## EXERCISE
Skip the pictures. Copy all the rest of the records down exactly.

## DATA SHOWN
'''

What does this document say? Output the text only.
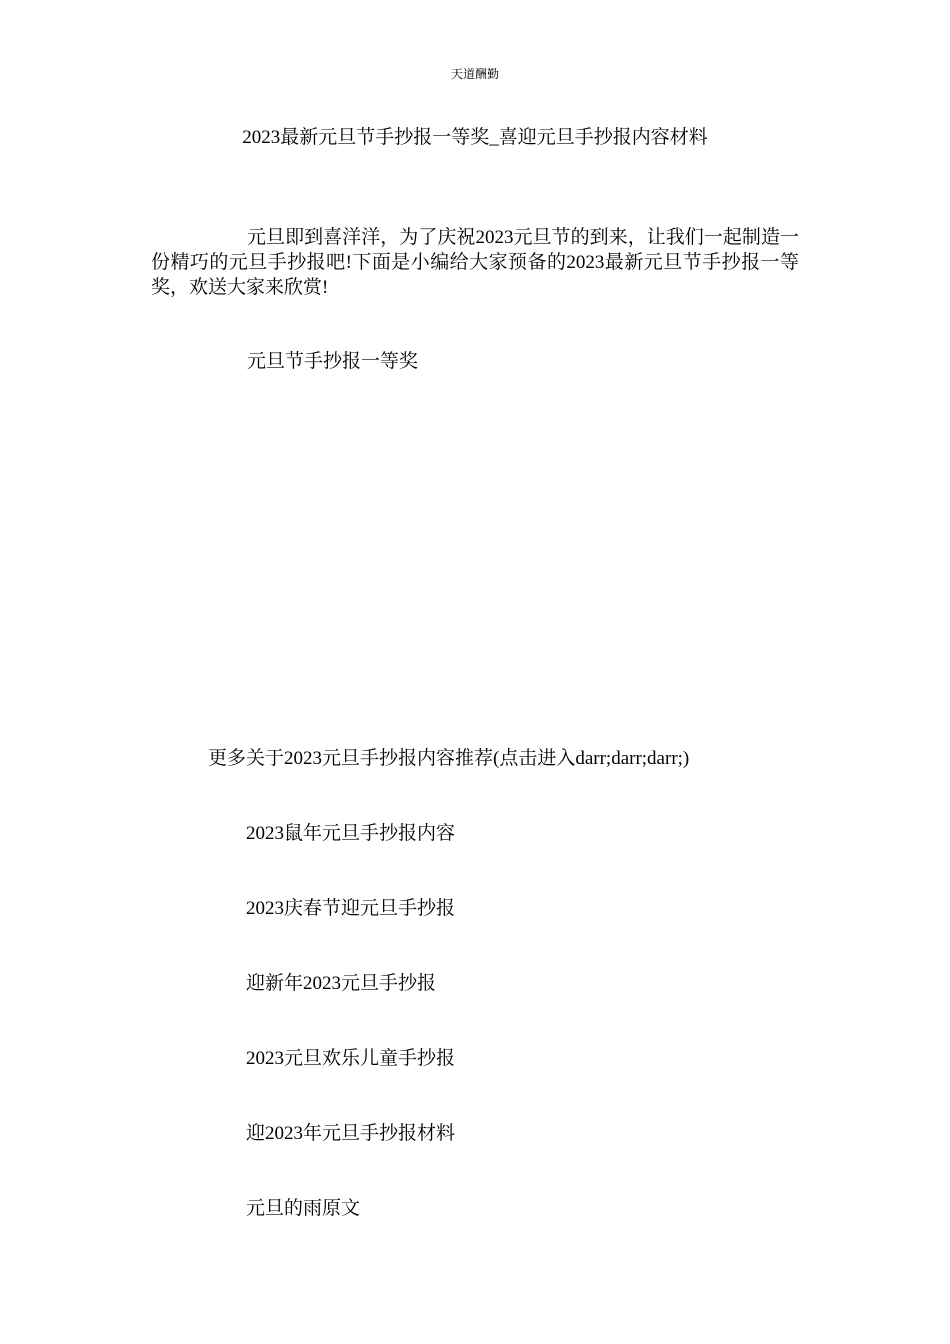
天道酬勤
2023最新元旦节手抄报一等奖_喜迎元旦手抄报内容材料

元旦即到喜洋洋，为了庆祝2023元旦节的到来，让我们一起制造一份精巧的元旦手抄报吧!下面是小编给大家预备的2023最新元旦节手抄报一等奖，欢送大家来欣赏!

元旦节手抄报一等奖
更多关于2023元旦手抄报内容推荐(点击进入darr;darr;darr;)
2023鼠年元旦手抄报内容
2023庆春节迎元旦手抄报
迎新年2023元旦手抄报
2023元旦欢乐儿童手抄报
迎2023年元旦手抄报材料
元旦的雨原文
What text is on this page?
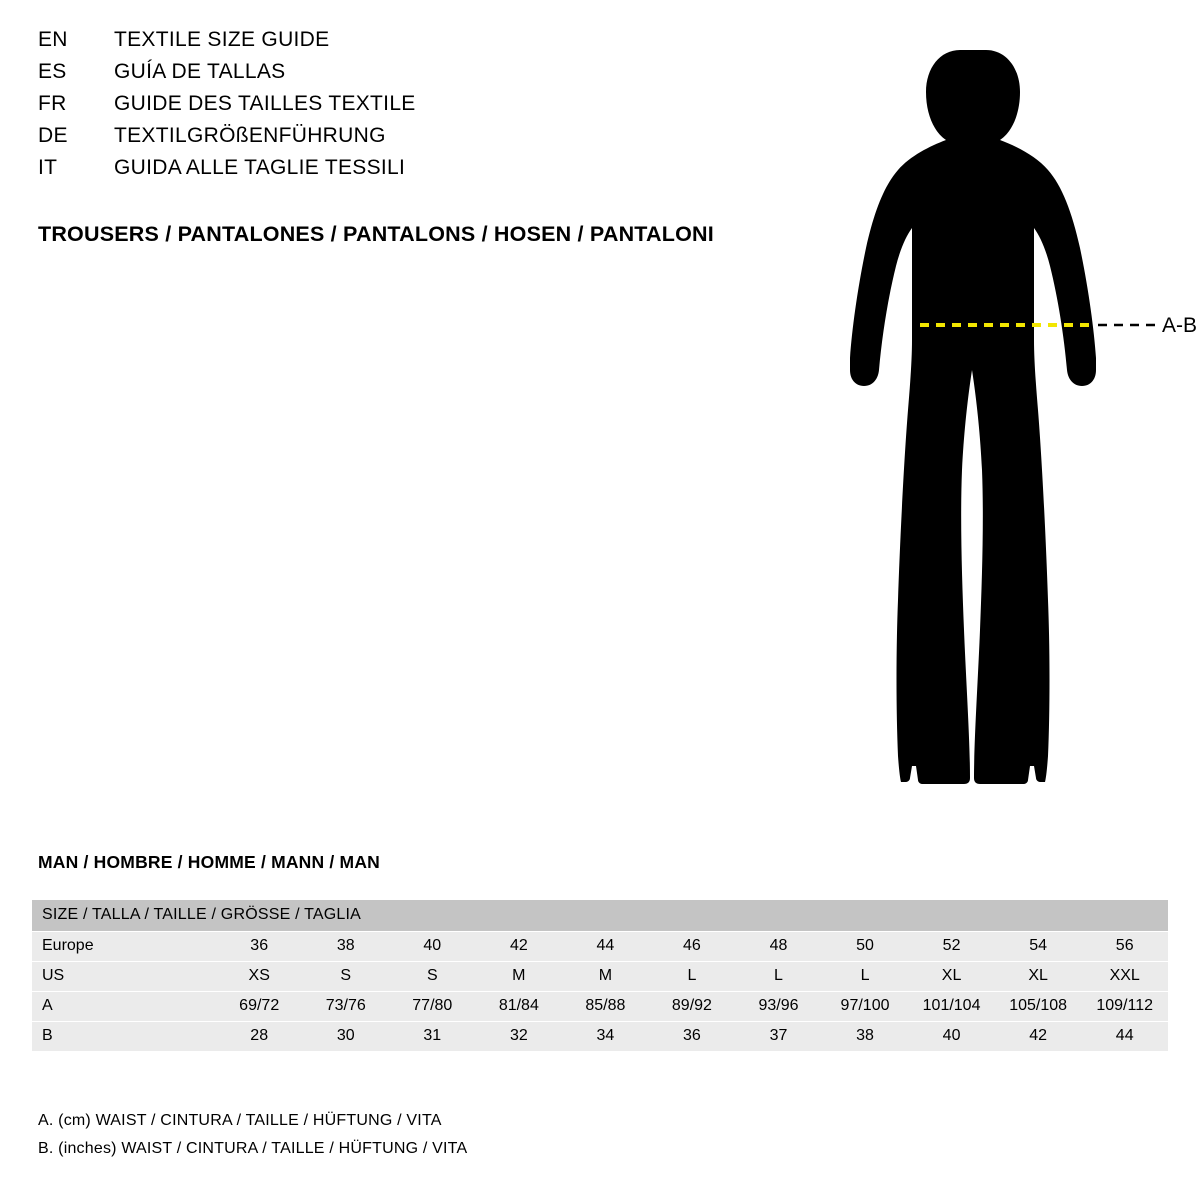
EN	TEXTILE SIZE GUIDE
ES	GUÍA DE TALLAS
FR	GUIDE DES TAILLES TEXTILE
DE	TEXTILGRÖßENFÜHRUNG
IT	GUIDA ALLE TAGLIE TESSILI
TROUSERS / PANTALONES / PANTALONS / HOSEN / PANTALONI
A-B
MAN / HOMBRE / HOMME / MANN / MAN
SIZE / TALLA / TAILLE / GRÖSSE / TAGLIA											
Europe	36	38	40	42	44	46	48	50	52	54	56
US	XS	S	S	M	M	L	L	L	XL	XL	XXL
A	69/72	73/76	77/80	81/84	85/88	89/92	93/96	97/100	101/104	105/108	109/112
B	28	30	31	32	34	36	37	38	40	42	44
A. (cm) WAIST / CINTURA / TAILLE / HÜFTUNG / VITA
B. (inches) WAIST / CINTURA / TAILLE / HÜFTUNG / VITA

'''

## RESPONSE TO THE EXERCISE
What does this document say? Output the text only.
天道酬勤
2023最新元旦节手抄报一等奖_喜迎元旦手抄报内容材料

元旦即到喜洋洋，为了庆祝2023元旦节的到来，让我们一起制造一份精巧的元旦手抄报吧!下面是小编给大家预备的2023最新元旦节手抄报一等奖，欢送大家来欣赏!

元旦节手抄报一等奖
更多关于2023元旦手抄报内容推荐(点击进入darr;darr;darr;)
2023鼠年元旦手抄报内容
2023庆春节迎元旦手抄报
迎新年2023元旦手抄报
2023元旦欢乐儿童手抄报
迎2023年元旦手抄报材料
元旦的雨原文
What text is on this page?
EN	TEXTILE SIZE GUIDE
ES	GUÍA DE TALLAS
FR	GUIDE DES TAILLES TEXTILE
DE	TEXTILGRÖßENFÜHRUNG
IT	GUIDA ALLE TAGLIE TESSILI
TROUSERS / PANTALONES / PANTALONS / HOSEN / PANTALONI
A-B
MAN / HOMBRE / HOMME / MANN / MAN
SIZE / TALLA / TAILLE / GRÖSSE / TAGLIA											
Europe	36	38	40	42	44	46	48	50	52	54	56
US	XS	S	S	M	M	L	L	L	XL	XL	XXL
A	69/72	73/76	77/80	81/84	85/88	89/92	93/96	97/100	101/104	105/108	109/112
B	28	30	31	32	34	36	37	38	40	42	44
A. (cm) WAIST / CINTURA / TAILLE / HÜFTUNG / VITA
B. (inches) WAIST / CINTURA / TAILLE / HÜFTUNG / VITA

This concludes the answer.